— START —

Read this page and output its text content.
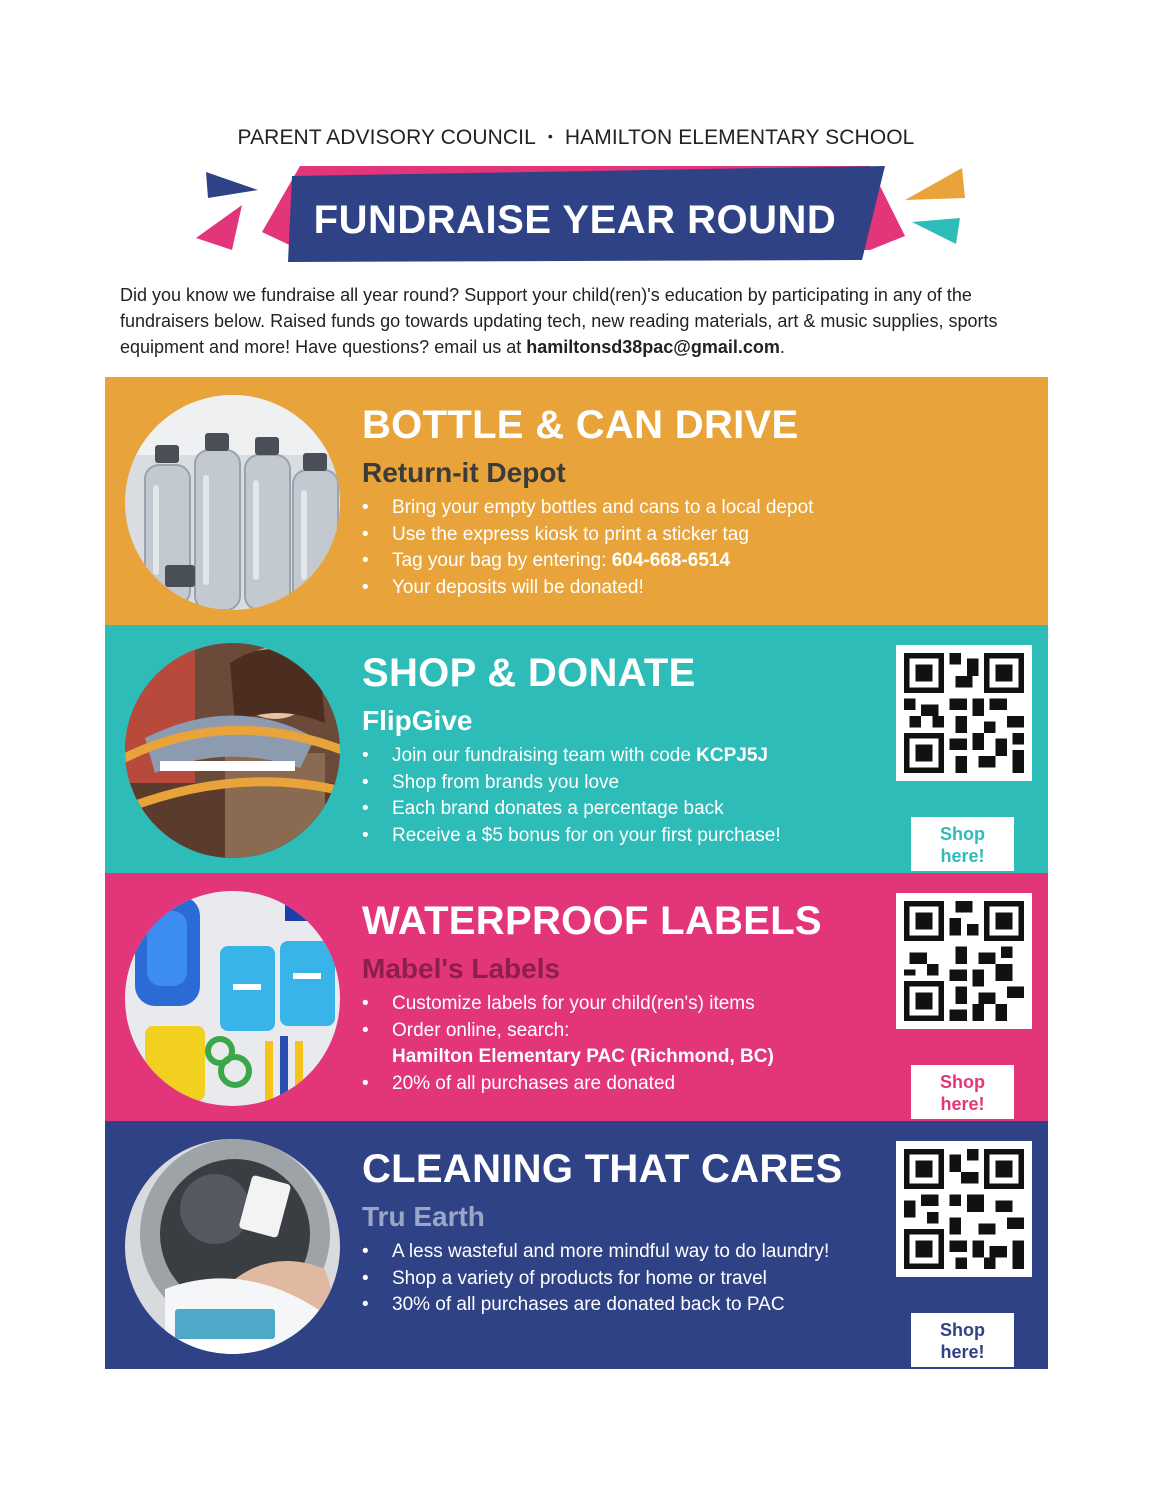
PARENT ADVISORY COUNCIL • HAMILTON ELEMENTARY SCHOOL
FUNDRAISE YEAR ROUND
Did you know we fundraise all year round? Support your child(ren)'s education by participating in any of the fundraisers below. Raised funds go towards updating tech, new reading materials, art & music supplies, sports equipment and more! Have questions? email us at hamiltonsd38pac@gmail.com.
BOTTLE & CAN DRIVE
Return-it Depot
• Bring your empty bottles and cans to a local depot
• Use the express kiosk to print a sticker tag
• Tag your bag by entering: 604-668-6514
• Your deposits will be donated!
SHOP & DONATE
FlipGive
• Join our fundraising team with code KCPJ5J
• Shop from brands you love
• Each brand donates a percentage back
• Receive a $5 bonus for on your first purchase!	Shop
here!
WATERPROOF LABELS
Mabel's Labels
• Customize labels for your child(ren's) items
• Order online, search:
Hamilton Elementary PAC (Richmond, BC)
• 20% of all purchases are donated	Shop
here!
CLEANING THAT CARES
Tru Earth
• A less wasteful and more mindful way to do laundry!
• Shop a variety of products for home or travel
• 30% of all purchases are donated back to PAC
Shop
here!
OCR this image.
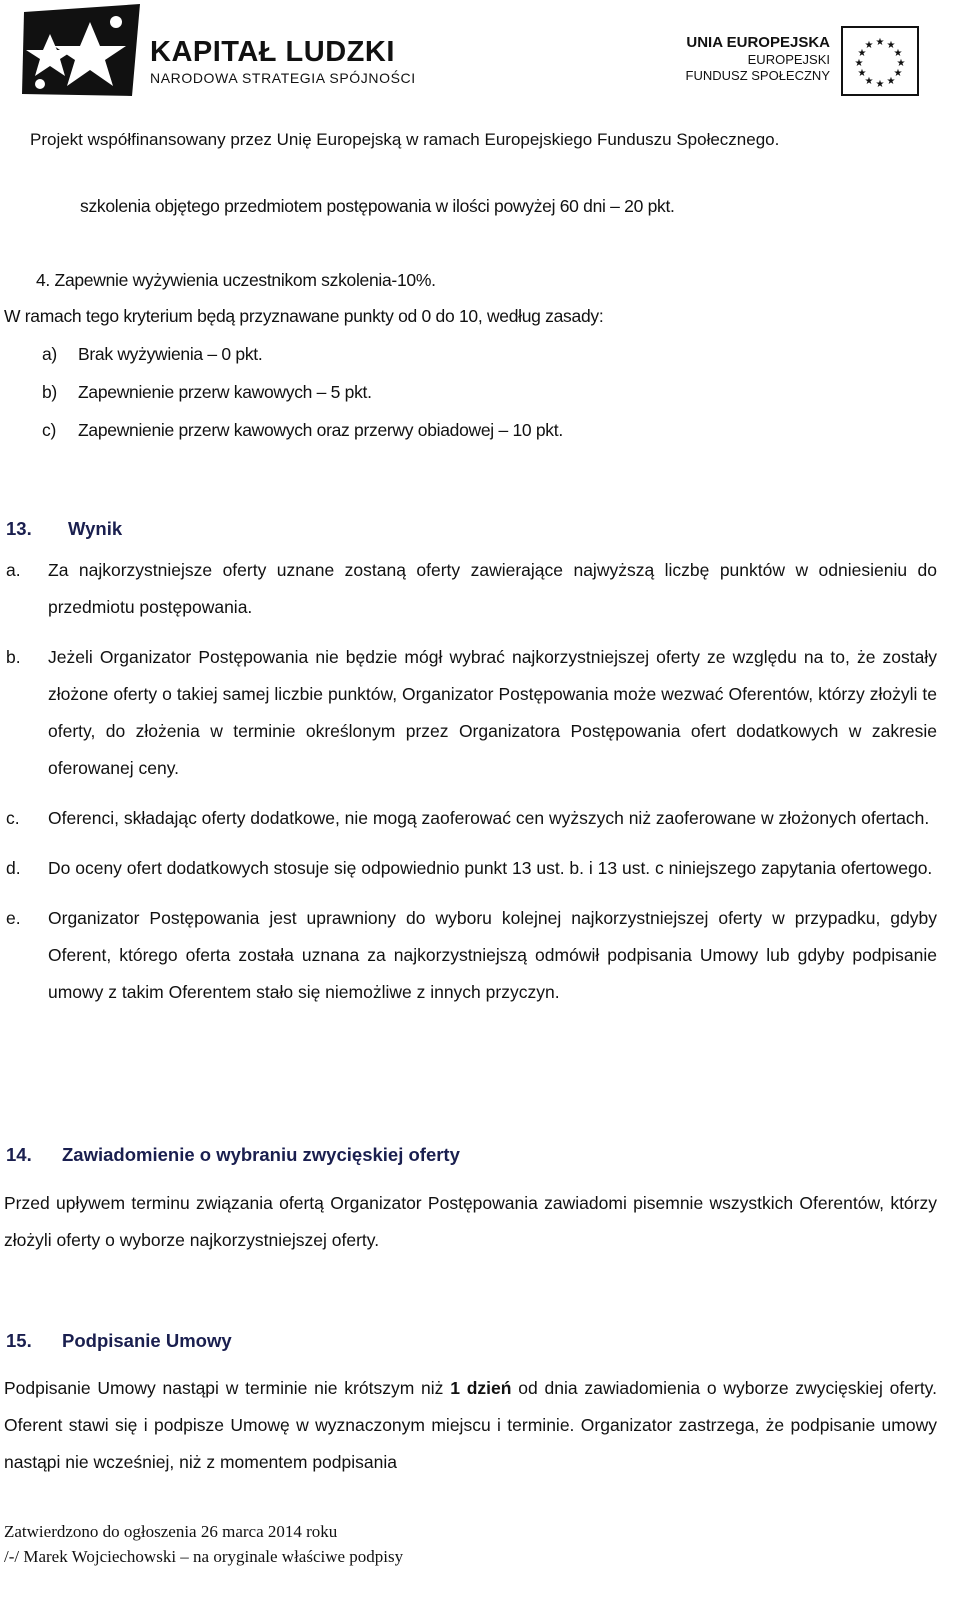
KAPITAŁ LUDZKI
NARODOWA STRATEGIA SPÓJNOŚCI
UNIA EUROPEJSKA
EUROPEJSKI
FUNDUSZ SPOŁECZNY
★ ★
★
★
★
★
★
★
★
★
★
★
Projekt współfinansowany przez Unię Europejską w ramach Europejskiego Funduszu Społecznego.
szkolenia objętego przedmiotem postępowania w ilości powyżej 60 dni – 20 pkt.
4. Zapewnie wyżywienia uczestnikom szkolenia-10%.
W ramach tego kryterium będą przyznawane punkty od 0 do 10, według zasady:
a) Brak wyżywienia – 0 pkt.
b) Zapewnienie przerw kawowych – 5 pkt.
c) Zapewnienie przerw kawowych oraz przerwy obiadowej – 10 pkt.
13. Wynik
a. Za najkorzystniejsze oferty uznane zostaną oferty zawierające najwyższą liczbę punktów w odniesieniu do przedmiotu postępowania.
b. Jeżeli Organizator Postępowania nie będzie mógł wybrać najkorzystniejszej oferty ze względu na to, że zostały złożone oferty o takiej samej liczbie punktów, Organizator Postępowania może wezwać Oferentów, którzy złożyli te oferty, do złożenia w terminie określonym przez Organizatora Postępowania ofert dodatkowych w zakresie oferowanej ceny.
c. Oferenci, składając oferty dodatkowe, nie mogą zaoferować cen wyższych niż zaoferowane w złożonych ofertach.
d. Do oceny ofert dodatkowych stosuje się odpowiednio punkt 13 ust. b. i 13 ust. c niniejszego zapytania ofertowego.
e. Organizator Postępowania jest uprawniony do wyboru kolejnej najkorzystniejszej oferty w przypadku, gdyby Oferent, którego oferta została uznana za najkorzystniejszą odmówił podpisania Umowy lub gdyby podpisanie umowy z takim Oferentem stało się niemożliwe z innych przyczyn.
14. Zawiadomienie o wybraniu zwycięskiej oferty
Przed upływem terminu związania ofertą Organizator Postępowania zawiadomi pisemnie wszystkich Oferentów, którzy złożyli oferty o wyborze najkorzystniejszej oferty.
15. Podpisanie Umowy
Podpisanie Umowy nastąpi w terminie nie krótszym niż 1 dzień od dnia zawiadomienia o wyborze zwycięskiej oferty. Oferent stawi się i podpisze Umowę w wyznaczonym miejscu i terminie. Organizator zastrzega, że podpisanie umowy nastąpi nie wcześniej, niż z momentem podpisania
Zatwierdzono do ogłoszenia 26 marca 2014 roku
/-/ Marek Wojciechowski – na oryginale właściwe podpisy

— END —

What needs to be done: Go through the data and gather every line that holds "terminie".

The output:
b. Jeżeli Organizator Postępowania nie będzie mógł wybrać najkorzystniejszej oferty ze względu na to, że zostały złożone oferty o takiej samej liczbie punktów, Organizator Postępowania może wezwać Oferentów, którzy złożyli te oferty, do złożenia w terminie określonym przez Organizatora Postępowania ofert dodatkowych w zakresie oferowanej ceny.
Podpisanie Umowy nastąpi w terminie nie krótszym niż 1 dzień od dnia zawiadomienia o wyborze zwycięskiej oferty. Oferent stawi się i podpisze Umowę w wyznaczonym miejscu i terminie. Organizator zastrzega, że podpisanie umowy nastąpi nie wcześniej, niż z momentem podpisania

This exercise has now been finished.